*Instructions for the task*.
Output the records. Match them exactly.

+ + + +

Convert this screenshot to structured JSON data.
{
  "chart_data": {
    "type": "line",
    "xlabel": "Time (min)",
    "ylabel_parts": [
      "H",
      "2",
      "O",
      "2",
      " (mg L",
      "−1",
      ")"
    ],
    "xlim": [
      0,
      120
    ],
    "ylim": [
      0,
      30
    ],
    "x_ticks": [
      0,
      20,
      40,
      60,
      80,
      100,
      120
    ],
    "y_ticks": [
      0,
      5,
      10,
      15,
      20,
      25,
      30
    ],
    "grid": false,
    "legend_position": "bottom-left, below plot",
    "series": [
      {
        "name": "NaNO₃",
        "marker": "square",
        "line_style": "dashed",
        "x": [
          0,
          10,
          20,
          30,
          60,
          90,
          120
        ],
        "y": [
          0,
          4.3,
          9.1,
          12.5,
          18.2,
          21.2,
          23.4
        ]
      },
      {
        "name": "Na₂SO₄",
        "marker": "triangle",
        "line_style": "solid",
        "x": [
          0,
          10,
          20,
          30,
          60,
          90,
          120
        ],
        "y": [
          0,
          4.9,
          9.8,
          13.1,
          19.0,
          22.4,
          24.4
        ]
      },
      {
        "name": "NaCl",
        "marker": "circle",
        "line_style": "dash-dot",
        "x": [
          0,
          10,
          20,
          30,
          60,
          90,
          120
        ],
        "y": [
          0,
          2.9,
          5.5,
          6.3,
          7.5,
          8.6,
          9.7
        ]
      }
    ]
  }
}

+ + + +

*Written response*.
Convert this screenshot to structured JSON data.
{
  "chart_data": {
    "type": "line",
    "xlabel": "Time (min)",
    "ylabel_parts": [
      "H",
      "2",
      "O",
      "2",
      " (mg L",
      "−1",
      ")"
    ],
    "xlim": [
      0,
      120
    ],
    "ylim": [
      0,
      30
    ],
    "x_ticks": [
      0,
      20,
      40,
      60,
      80,
      100,
      120
    ],
    "y_ticks": [
      0,
      5,
      10,
      15,
      20,
      25,
      30
    ],
    "grid": false,
    "legend_position": "bottom-left, below plot",
    "series": [
      {
        "name": "NaNO₃",
        "marker": "square",
        "line_style": "dashed",
        "x": [
          0,
          10,
          20,
          30,
          60,
          90,
          120
        ],
        "y": [
          0,
          4.3,
          9.1,
          12.5,
          18.2,
          21.2,
          23.4
        ]
      },
      {
        "name": "Na₂SO₄",
        "marker": "triangle",
        "line_style": "solid",
        "x": [
          0,
          10,
          20,
          30,
          60,
          90,
          120
        ],
        "y": [
          0,
          4.9,
          9.8,
          13.1,
          19.0,
          22.4,
          24.4
        ]
      },
      {
        "name": "NaCl",
        "marker": "circle",
        "line_style": "dash-dot",
        "x": [
          0,
          10,
          20,
          30,
          60,
          90,
          120
        ],
        "y": [
          0,
          2.9,
          5.5,
          6.3,
          7.5,
          8.6,
          9.7
        ]
      }
    ]
  }
}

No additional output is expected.